## What this task involves
Copy the data that follows exactly. Include no pictures.

Some records

________

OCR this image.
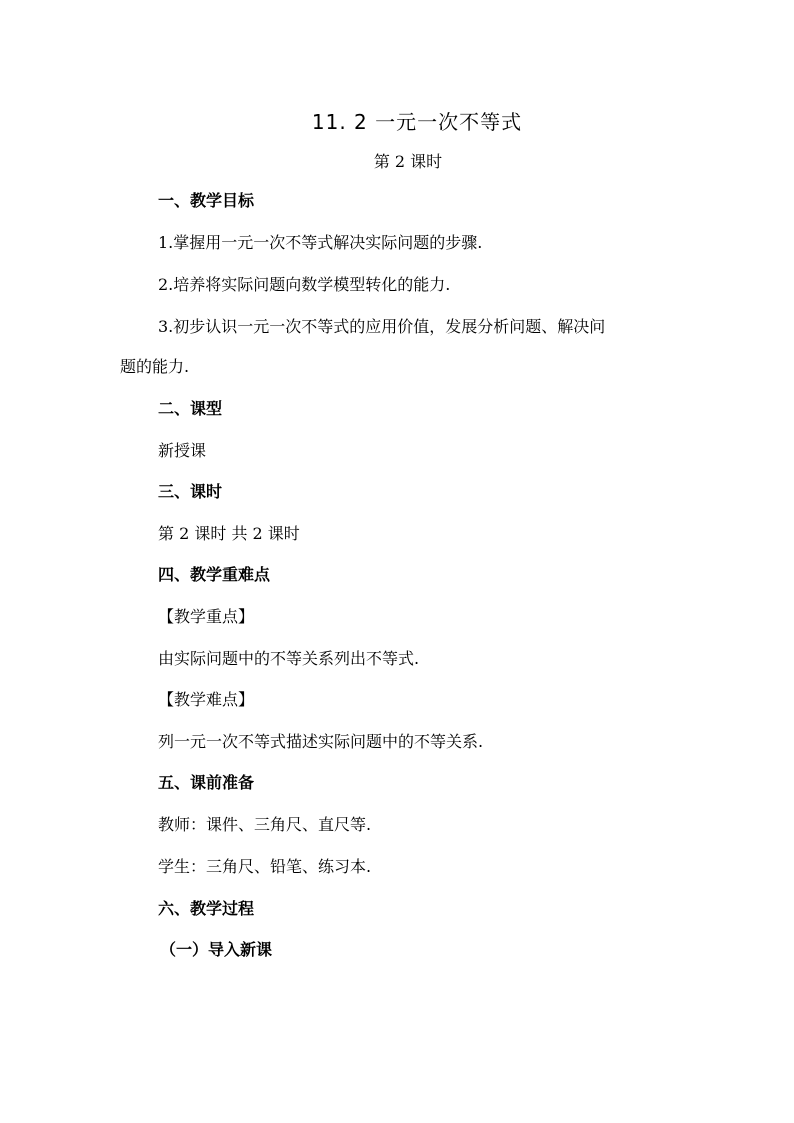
11. 2 一元一次不等式
第 2 课时
一、教学目标
1.掌握用一元一次不等式解决实际问题的步骤.
2.培养将实际问题向数学模型转化的能力.
3.初步认识一元一次不等式的应用价值，发展分析问题、解决问
题的能力.
二、课型
新授课
三、课时
第 2 课时 共 2 课时
四、教学重难点
【教学重点】
由实际问题中的不等关系列出不等式.
【教学难点】
列一元一次不等式描述实际问题中的不等关系.
五、课前准备
教师：课件、三角尺、直尺等.
学生：三角尺、铅笔、练习本.
六、教学过程
（一）导入新课
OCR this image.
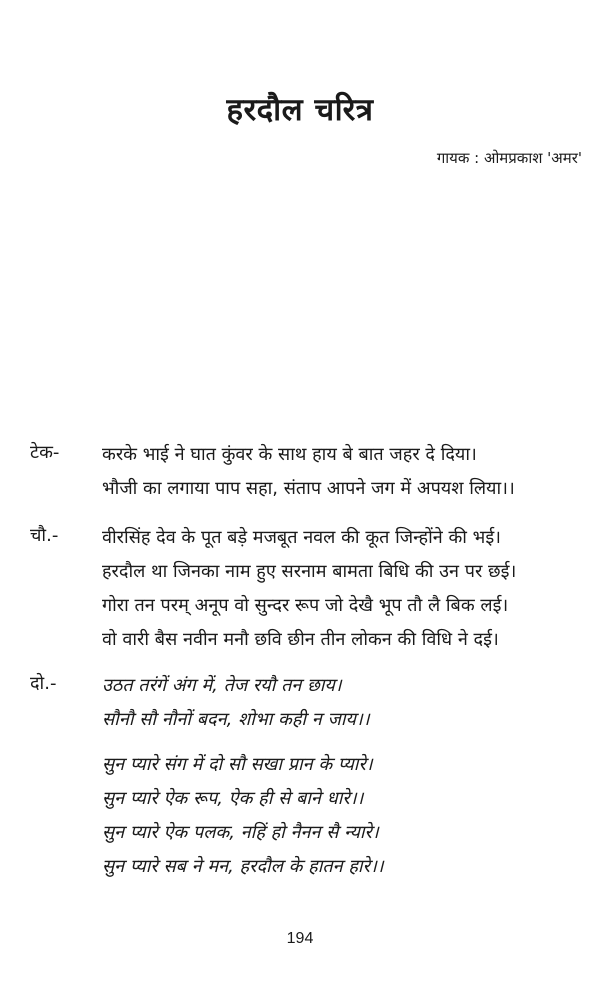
हरदौल चरित्र
गायक : ओमप्रकाश 'अमर'
टेक- करके भाई ने घात कुंवर के साथ हाय बे बात जहर दे दिया।
भौजी का लगाया पाप सहा, संताप आपने जग में अपयश लिया।।
चौ.- वीरसिंह देव के पूत बड़े मजबूत नवल की कूत जिन्होंने की भई।
हरदौल था जिनका नाम हुए सरनाम बामता बिधि की उन पर छई।
गोरा तन परम् अनूप वो सुन्दर रूप जो देखै भूप तौ लै बिक लई।
वो वारी बैस नवीन मनौ छवि छीन तीन लोकन की विधि ने दई।
दो.-	उठत तरंगें अंग में, तेज रयौ तन छाय।
सौनौ सौ नौनों बदन, शोभा कही न जाय।।
सुन प्यारे संग में दो सौ सखा प्रान के प्यारे।
सुन प्यारे ऐक रूप, ऐक ही से बाने धारे।।
सुन प्यारे ऐक पलक, नहिं हो नैनन सै न्यारे।
सुन प्यारे सब ने मन, हरदौल के हातन हारे।।
194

________

## Problem solution
OCR this image.
11. 2 一元一次不等式
第 2 课时
一、教学目标
1.掌握用一元一次不等式解决实际问题的步骤.
2.培养将实际问题向数学模型转化的能力.
3.初步认识一元一次不等式的应用价值，发展分析问题、解决问
题的能力.
二、课型
新授课
三、课时
第 2 课时 共 2 课时
四、教学重难点
【教学重点】
由实际问题中的不等关系列出不等式.
【教学难点】
列一元一次不等式描述实际问题中的不等关系.
五、课前准备
教师：课件、三角尺、直尺等.
学生：三角尺、铅笔、练习本.
六、教学过程
（一）导入新课
OCR this image.
हरदौल चरित्र
गायक : ओमप्रकाश 'अमर'
टेक- करके भाई ने घात कुंवर के साथ हाय बे बात जहर दे दिया।
भौजी का लगाया पाप सहा, संताप आपने जग में अपयश लिया।।
चौ.- वीरसिंह देव के पूत बड़े मजबूत नवल की कूत जिन्होंने की भई।
हरदौल था जिनका नाम हुए सरनाम बामता बिधि की उन पर छई।
गोरा तन परम् अनूप वो सुन्दर रूप जो देखै भूप तौ लै बिक लई।
वो वारी बैस नवीन मनौ छवि छीन तीन लोकन की विधि ने दई।
दो.-	उठत तरंगें अंग में, तेज रयौ तन छाय।
सौनौ सौ नौनों बदन, शोभा कही न जाय।।
सुन प्यारे संग में दो सौ सखा प्रान के प्यारे।
सुन प्यारे ऐक रूप, ऐक ही से बाने धारे।।
सुन प्यारे ऐक पलक, नहिं हो नैनन सै न्यारे।
सुन प्यारे सब ने मन, हरदौल के हातन हारे।।
194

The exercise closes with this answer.